»»

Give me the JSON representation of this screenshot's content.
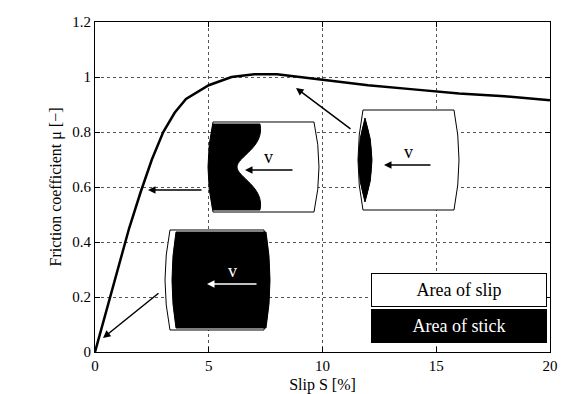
{
  "chart_data": {
    "type": "line",
    "x_label": "Slip S [%]",
    "y_label": "Friction coefficient μ [−]",
    "x": [
      0,
      0.5,
      1,
      1.5,
      2,
      2.5,
      3,
      3.5,
      4,
      5,
      6,
      7,
      8,
      9,
      10,
      12,
      14,
      16,
      18,
      20
    ],
    "values": [
      0,
      0.15,
      0.3,
      0.45,
      0.58,
      0.7,
      0.8,
      0.87,
      0.92,
      0.97,
      1.0,
      1.01,
      1.01,
      1.0,
      0.99,
      0.97,
      0.955,
      0.94,
      0.93,
      0.915
    ],
    "color": "#000000",
    "xlim": [
      0,
      20
    ],
    "ylim": [
      0,
      1.2
    ],
    "xticks": [
      0,
      5,
      10,
      15,
      20
    ],
    "yticks": [
      0,
      0.2,
      0.4,
      0.6,
      0.8,
      1,
      1.2
    ],
    "grid": true,
    "legend": "lower right",
    "legend_items": [
      {
        "name": "Area of slip",
        "color": "#ffffff"
      },
      {
        "name": "Area of stick",
        "color": "#000000"
      }
    ],
    "annotations": [
      "v",
      "v",
      "v"
    ]
  }
}
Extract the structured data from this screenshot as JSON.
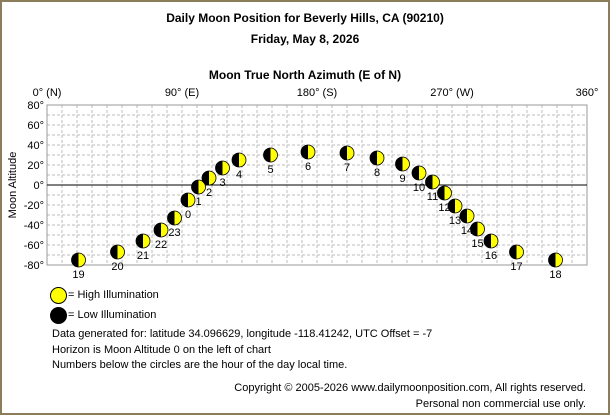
{
  "title": "Daily Moon Position for Beverly Hills, CA (90210)",
  "date": "Friday, May 8, 2026",
  "chart_data": {
    "type": "scatter",
    "title": "Moon True North Azimuth (E of N)",
    "xlabel": "Moon True North Azimuth (E of N)",
    "ylabel": "Moon Altitude",
    "xlim": [
      0,
      360
    ],
    "ylim": [
      -80,
      80
    ],
    "x_ticks": [
      {
        "value": 0,
        "label": "0° (N)"
      },
      {
        "value": 90,
        "label": "90° (E)"
      },
      {
        "value": 180,
        "label": "180° (S)"
      },
      {
        "value": 270,
        "label": "270° (W)"
      },
      {
        "value": 360,
        "label": "360°"
      }
    ],
    "y_ticks": [
      {
        "value": 80,
        "label": "80°"
      },
      {
        "value": 60,
        "label": "60°"
      },
      {
        "value": 40,
        "label": "40°"
      },
      {
        "value": 20,
        "label": "20°"
      },
      {
        "value": 0,
        "label": "0°"
      },
      {
        "value": -20,
        "label": "-20°"
      },
      {
        "value": -40,
        "label": "-40°"
      },
      {
        "value": -60,
        "label": "-60°"
      },
      {
        "value": -80,
        "label": "-80°"
      }
    ],
    "grid": true,
    "points": [
      {
        "hour": "19",
        "azimuth": 21,
        "altitude": -75
      },
      {
        "hour": "20",
        "azimuth": 47,
        "altitude": -67
      },
      {
        "hour": "21",
        "azimuth": 64,
        "altitude": -56
      },
      {
        "hour": "22",
        "azimuth": 76,
        "altitude": -45
      },
      {
        "hour": "23",
        "azimuth": 85,
        "altitude": -33
      },
      {
        "hour": "0",
        "azimuth": 94,
        "altitude": -15
      },
      {
        "hour": "1",
        "azimuth": 101,
        "altitude": -2
      },
      {
        "hour": "2",
        "azimuth": 108,
        "altitude": 7
      },
      {
        "hour": "3",
        "azimuth": 117,
        "altitude": 17
      },
      {
        "hour": "4",
        "azimuth": 128,
        "altitude": 25
      },
      {
        "hour": "5",
        "azimuth": 149,
        "altitude": 30
      },
      {
        "hour": "6",
        "azimuth": 174,
        "altitude": 33
      },
      {
        "hour": "7",
        "azimuth": 200,
        "altitude": 32
      },
      {
        "hour": "8",
        "azimuth": 220,
        "altitude": 27
      },
      {
        "hour": "9",
        "azimuth": 237,
        "altitude": 21
      },
      {
        "hour": "10",
        "azimuth": 248,
        "altitude": 12
      },
      {
        "hour": "11",
        "azimuth": 257,
        "altitude": 3
      },
      {
        "hour": "12",
        "azimuth": 265,
        "altitude": -8
      },
      {
        "hour": "13",
        "azimuth": 272,
        "altitude": -21
      },
      {
        "hour": "14",
        "azimuth": 280,
        "altitude": -31
      },
      {
        "hour": "15",
        "azimuth": 287,
        "altitude": -44
      },
      {
        "hour": "16",
        "azimuth": 296,
        "altitude": -56
      },
      {
        "hour": "17",
        "azimuth": 313,
        "altitude": -67
      },
      {
        "hour": "18",
        "azimuth": 339,
        "altitude": -75
      }
    ]
  },
  "legend": {
    "high": "= High Illumination",
    "low": "= Low Illumination"
  },
  "notes": [
    "Data generated for: latitude 34.096629, longitude -118.41242, UTC Offset = -7",
    "Horizon is Moon Altitude 0 on the left of chart",
    "Numbers below the circles are the hour of the day local time."
  ],
  "copyright": "Copyright © 2005-2026 www.dailymoonposition.com, All rights reserved.",
  "copyright_note": "Personal non commercial use only."
}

««

> [Required work]:
Output the material word for word, omitting its pictures.

> [Solved exercise]:
Give me the JSON representation of this screenshot's content.
{
  "chart_data": {
    "type": "line",
    "x_label": "Slip S [%]",
    "y_label": "Friction coefficient μ [−]",
    "x": [
      0,
      0.5,
      1,
      1.5,
      2,
      2.5,
      3,
      3.5,
      4,
      5,
      6,
      7,
      8,
      9,
      10,
      12,
      14,
      16,
      18,
      20
    ],
    "values": [
      0,
      0.15,
      0.3,
      0.45,
      0.58,
      0.7,
      0.8,
      0.87,
      0.92,
      0.97,
      1.0,
      1.01,
      1.01,
      1.0,
      0.99,
      0.97,
      0.955,
      0.94,
      0.93,
      0.915
    ],
    "color": "#000000",
    "xlim": [
      0,
      20
    ],
    "ylim": [
      0,
      1.2
    ],
    "xticks": [
      0,
      5,
      10,
      15,
      20
    ],
    "yticks": [
      0,
      0.2,
      0.4,
      0.6,
      0.8,
      1,
      1.2
    ],
    "grid": true,
    "legend": "lower right",
    "legend_items": [
      {
        "name": "Area of slip",
        "color": "#ffffff"
      },
      {
        "name": "Area of stick",
        "color": "#000000"
      }
    ],
    "annotations": [
      "v",
      "v",
      "v"
    ]
  }
}
Extract the structured data from this screenshot as JSON.
{
  "title": "Daily Moon Position for Beverly Hills, CA (90210)",
  "date": "Friday, May 8, 2026",
  "chart_data": {
    "type": "scatter",
    "title": "Moon True North Azimuth (E of N)",
    "xlabel": "Moon True North Azimuth (E of N)",
    "ylabel": "Moon Altitude",
    "xlim": [
      0,
      360
    ],
    "ylim": [
      -80,
      80
    ],
    "x_ticks": [
      {
        "value": 0,
        "label": "0° (N)"
      },
      {
        "value": 90,
        "label": "90° (E)"
      },
      {
        "value": 180,
        "label": "180° (S)"
      },
      {
        "value": 270,
        "label": "270° (W)"
      },
      {
        "value": 360,
        "label": "360°"
      }
    ],
    "y_ticks": [
      {
        "value": 80,
        "label": "80°"
      },
      {
        "value": 60,
        "label": "60°"
      },
      {
        "value": 40,
        "label": "40°"
      },
      {
        "value": 20,
        "label": "20°"
      },
      {
        "value": 0,
        "label": "0°"
      },
      {
        "value": -20,
        "label": "-20°"
      },
      {
        "value": -40,
        "label": "-40°"
      },
      {
        "value": -60,
        "label": "-60°"
      },
      {
        "value": -80,
        "label": "-80°"
      }
    ],
    "grid": true,
    "points": [
      {
        "hour": "19",
        "azimuth": 21,
        "altitude": -75
      },
      {
        "hour": "20",
        "azimuth": 47,
        "altitude": -67
      },
      {
        "hour": "21",
        "azimuth": 64,
        "altitude": -56
      },
      {
        "hour": "22",
        "azimuth": 76,
        "altitude": -45
      },
      {
        "hour": "23",
        "azimuth": 85,
        "altitude": -33
      },
      {
        "hour": "0",
        "azimuth": 94,
        "altitude": -15
      },
      {
        "hour": "1",
        "azimuth": 101,
        "altitude": -2
      },
      {
        "hour": "2",
        "azimuth": 108,
        "altitude": 7
      },
      {
        "hour": "3",
        "azimuth": 117,
        "altitude": 17
      },
      {
        "hour": "4",
        "azimuth": 128,
        "altitude": 25
      },
      {
        "hour": "5",
        "azimuth": 149,
        "altitude": 30
      },
      {
        "hour": "6",
        "azimuth": 174,
        "altitude": 33
      },
      {
        "hour": "7",
        "azimuth": 200,
        "altitude": 32
      },
      {
        "hour": "8",
        "azimuth": 220,
        "altitude": 27
      },
      {
        "hour": "9",
        "azimuth": 237,
        "altitude": 21
      },
      {
        "hour": "10",
        "azimuth": 248,
        "altitude": 12
      },
      {
        "hour": "11",
        "azimuth": 257,
        "altitude": 3
      },
      {
        "hour": "12",
        "azimuth": 265,
        "altitude": -8
      },
      {
        "hour": "13",
        "azimuth": 272,
        "altitude": -21
      },
      {
        "hour": "14",
        "azimuth": 280,
        "altitude": -31
      },
      {
        "hour": "15",
        "azimuth": 287,
        "altitude": -44
      },
      {
        "hour": "16",
        "azimuth": 296,
        "altitude": -56
      },
      {
        "hour": "17",
        "azimuth": 313,
        "altitude": -67
      },
      {
        "hour": "18",
        "azimuth": 339,
        "altitude": -75
      }
    ]
  },
  "legend": {
    "high": "= High Illumination",
    "low": "= Low Illumination"
  },
  "notes": [
    "Data generated for: latitude 34.096629, longitude -118.41242, UTC Offset = -7",
    "Horizon is Moon Altitude 0 on the left of chart",
    "Numbers below the circles are the hour of the day local time."
  ],
  "copyright": "Copyright © 2005-2026 www.dailymoonposition.com, All rights reserved.",
  "copyright_note": "Personal non commercial use only."
}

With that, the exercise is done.